> _Direction_
Restate each of the lines below word for word and drop every picture.

Records that describe figures:

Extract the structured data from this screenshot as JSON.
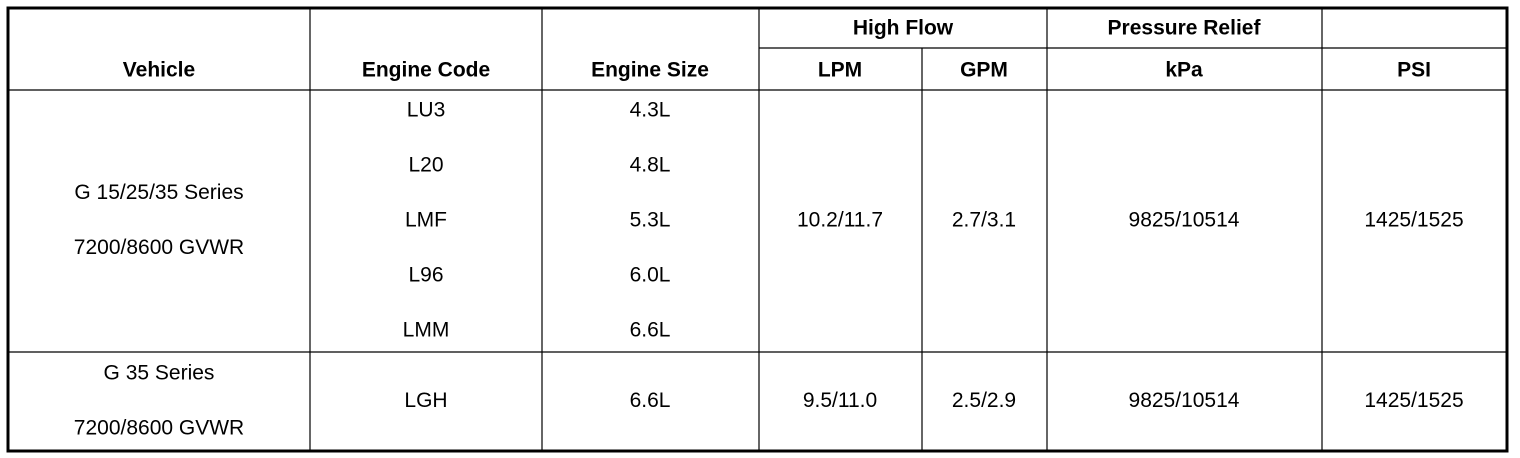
{
  "header": {
    "vehicle": "Vehicle",
    "engine_code": "Engine Code",
    "engine_size": "Engine Size",
    "high_flow": "High Flow",
    "pressure_relief": "Pressure Relief",
    "lpm": "LPM",
    "gpm": "GPM",
    "kpa": "kPa",
    "psi": "PSI"
  },
  "rows": [
    {
      "vehicle": [
        "G 15/25/35 Series",
        "7200/8600 GVWR"
      ],
      "engine_codes": [
        "LU3",
        "L20",
        "LMF",
        "L96",
        "LMM"
      ],
      "engine_sizes": [
        "4.3L",
        "4.8L",
        "5.3L",
        "6.0L",
        "6.6L"
      ],
      "lpm": "10.2/11.7",
      "gpm": "2.7/3.1",
      "kpa": "9825/10514",
      "psi": "1425/1525"
    },
    {
      "vehicle": [
        "G 35 Series",
        "7200/8600 GVWR"
      ],
      "engine_codes": [
        "LGH"
      ],
      "engine_sizes": [
        "6.6L"
      ],
      "lpm": "9.5/11.0",
      "gpm": "2.5/2.9",
      "kpa": "9825/10514",
      "psi": "1425/1525"
    }
  ]
}
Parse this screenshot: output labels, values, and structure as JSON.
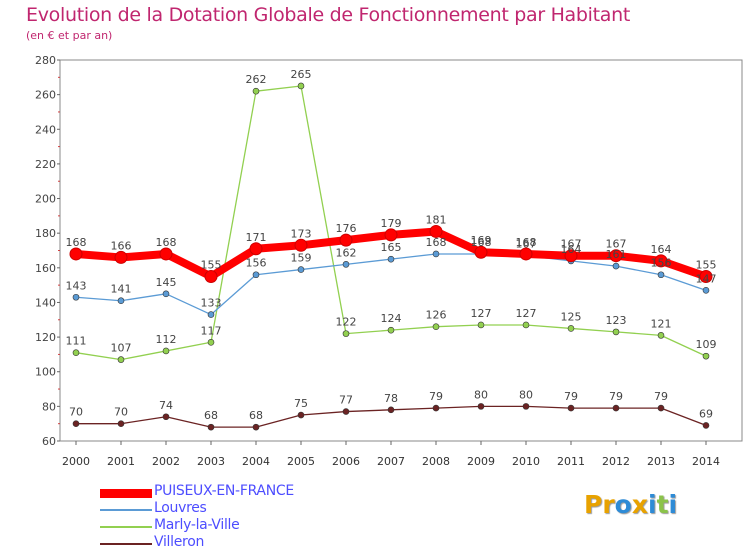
{
  "header": {
    "title": "Evolution de la Dotation Globale de Fonctionnement par Habitant",
    "subtitle": "(en € et par an)"
  },
  "brand": {
    "letters": [
      "P",
      "r",
      "o",
      "x",
      "i",
      "t",
      "i"
    ],
    "colors": [
      "#e8a200",
      "#e8a200",
      "#2e8bd6",
      "#e8a200",
      "#2e8bd6",
      "#8bc34a",
      "#2e8bd6"
    ]
  },
  "chart_data": {
    "type": "line",
    "title": "Evolution de la Dotation Globale de Fonctionnement par Habitant",
    "subtitle": "(en € et par an)",
    "xlabel": "",
    "ylabel": "",
    "ylim": [
      60,
      280
    ],
    "yticks": [
      60,
      80,
      100,
      120,
      140,
      160,
      180,
      200,
      220,
      240,
      260,
      280
    ],
    "grid": false,
    "legend_position": "bottom-left",
    "categories": [
      "2000",
      "2001",
      "2002",
      "2003",
      "2004",
      "2005",
      "2006",
      "2007",
      "2008",
      "2009",
      "2010",
      "2011",
      "2012",
      "2013",
      "2014"
    ],
    "series": [
      {
        "name": "PUISEUX-EN-FRANCE",
        "color": "#ff0000",
        "values": [
          168,
          166,
          168,
          155,
          171,
          173,
          176,
          179,
          181,
          169,
          168,
          167,
          167,
          164,
          155
        ],
        "emphasis": true
      },
      {
        "name": "Louvres",
        "color": "#5b9bd5",
        "values": [
          143,
          141,
          145,
          133,
          156,
          159,
          162,
          165,
          168,
          168,
          167,
          164,
          161,
          156,
          147
        ]
      },
      {
        "name": "Marly-la-Ville",
        "color": "#92d050",
        "values": [
          111,
          107,
          112,
          117,
          262,
          265,
          122,
          124,
          126,
          127,
          127,
          125,
          123,
          121,
          109
        ]
      },
      {
        "name": "Villeron",
        "color": "#6b2323",
        "values": [
          70,
          70,
          74,
          68,
          68,
          75,
          77,
          78,
          79,
          80,
          80,
          79,
          79,
          79,
          69
        ]
      }
    ]
  }
}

> _Task result_
Extract the structured data from this screenshot as JSON.
{
  "header": {
    "vehicle": "Vehicle",
    "engine_code": "Engine Code",
    "engine_size": "Engine Size",
    "high_flow": "High Flow",
    "pressure_relief": "Pressure Relief",
    "lpm": "LPM",
    "gpm": "GPM",
    "kpa": "kPa",
    "psi": "PSI"
  },
  "rows": [
    {
      "vehicle": [
        "G 15/25/35 Series",
        "7200/8600 GVWR"
      ],
      "engine_codes": [
        "LU3",
        "L20",
        "LMF",
        "L96",
        "LMM"
      ],
      "engine_sizes": [
        "4.3L",
        "4.8L",
        "5.3L",
        "6.0L",
        "6.6L"
      ],
      "lpm": "10.2/11.7",
      "gpm": "2.7/3.1",
      "kpa": "9825/10514",
      "psi": "1425/1525"
    },
    {
      "vehicle": [
        "G 35 Series",
        "7200/8600 GVWR"
      ],
      "engine_codes": [
        "LGH"
      ],
      "engine_sizes": [
        "6.6L"
      ],
      "lpm": "9.5/11.0",
      "gpm": "2.5/2.9",
      "kpa": "9825/10514",
      "psi": "1425/1525"
    }
  ]
}
Parse this screenshot: output labels, values, and structure as JSON.
{
  "header": {
    "title": "Evolution de la Dotation Globale de Fonctionnement par Habitant",
    "subtitle": "(en € et par an)"
  },
  "brand": {
    "letters": [
      "P",
      "r",
      "o",
      "x",
      "i",
      "t",
      "i"
    ],
    "colors": [
      "#e8a200",
      "#e8a200",
      "#2e8bd6",
      "#e8a200",
      "#2e8bd6",
      "#8bc34a",
      "#2e8bd6"
    ]
  },
  "chart_data": {
    "type": "line",
    "title": "Evolution de la Dotation Globale de Fonctionnement par Habitant",
    "subtitle": "(en € et par an)",
    "xlabel": "",
    "ylabel": "",
    "ylim": [
      60,
      280
    ],
    "yticks": [
      60,
      80,
      100,
      120,
      140,
      160,
      180,
      200,
      220,
      240,
      260,
      280
    ],
    "grid": false,
    "legend_position": "bottom-left",
    "categories": [
      "2000",
      "2001",
      "2002",
      "2003",
      "2004",
      "2005",
      "2006",
      "2007",
      "2008",
      "2009",
      "2010",
      "2011",
      "2012",
      "2013",
      "2014"
    ],
    "series": [
      {
        "name": "PUISEUX-EN-FRANCE",
        "color": "#ff0000",
        "values": [
          168,
          166,
          168,
          155,
          171,
          173,
          176,
          179,
          181,
          169,
          168,
          167,
          167,
          164,
          155
        ],
        "emphasis": true
      },
      {
        "name": "Louvres",
        "color": "#5b9bd5",
        "values": [
          143,
          141,
          145,
          133,
          156,
          159,
          162,
          165,
          168,
          168,
          167,
          164,
          161,
          156,
          147
        ]
      },
      {
        "name": "Marly-la-Ville",
        "color": "#92d050",
        "values": [
          111,
          107,
          112,
          117,
          262,
          265,
          122,
          124,
          126,
          127,
          127,
          125,
          123,
          121,
          109
        ]
      },
      {
        "name": "Villeron",
        "color": "#6b2323",
        "values": [
          70,
          70,
          74,
          68,
          68,
          75,
          77,
          78,
          79,
          80,
          80,
          79,
          79,
          79,
          69
        ]
      }
    ]
  }
}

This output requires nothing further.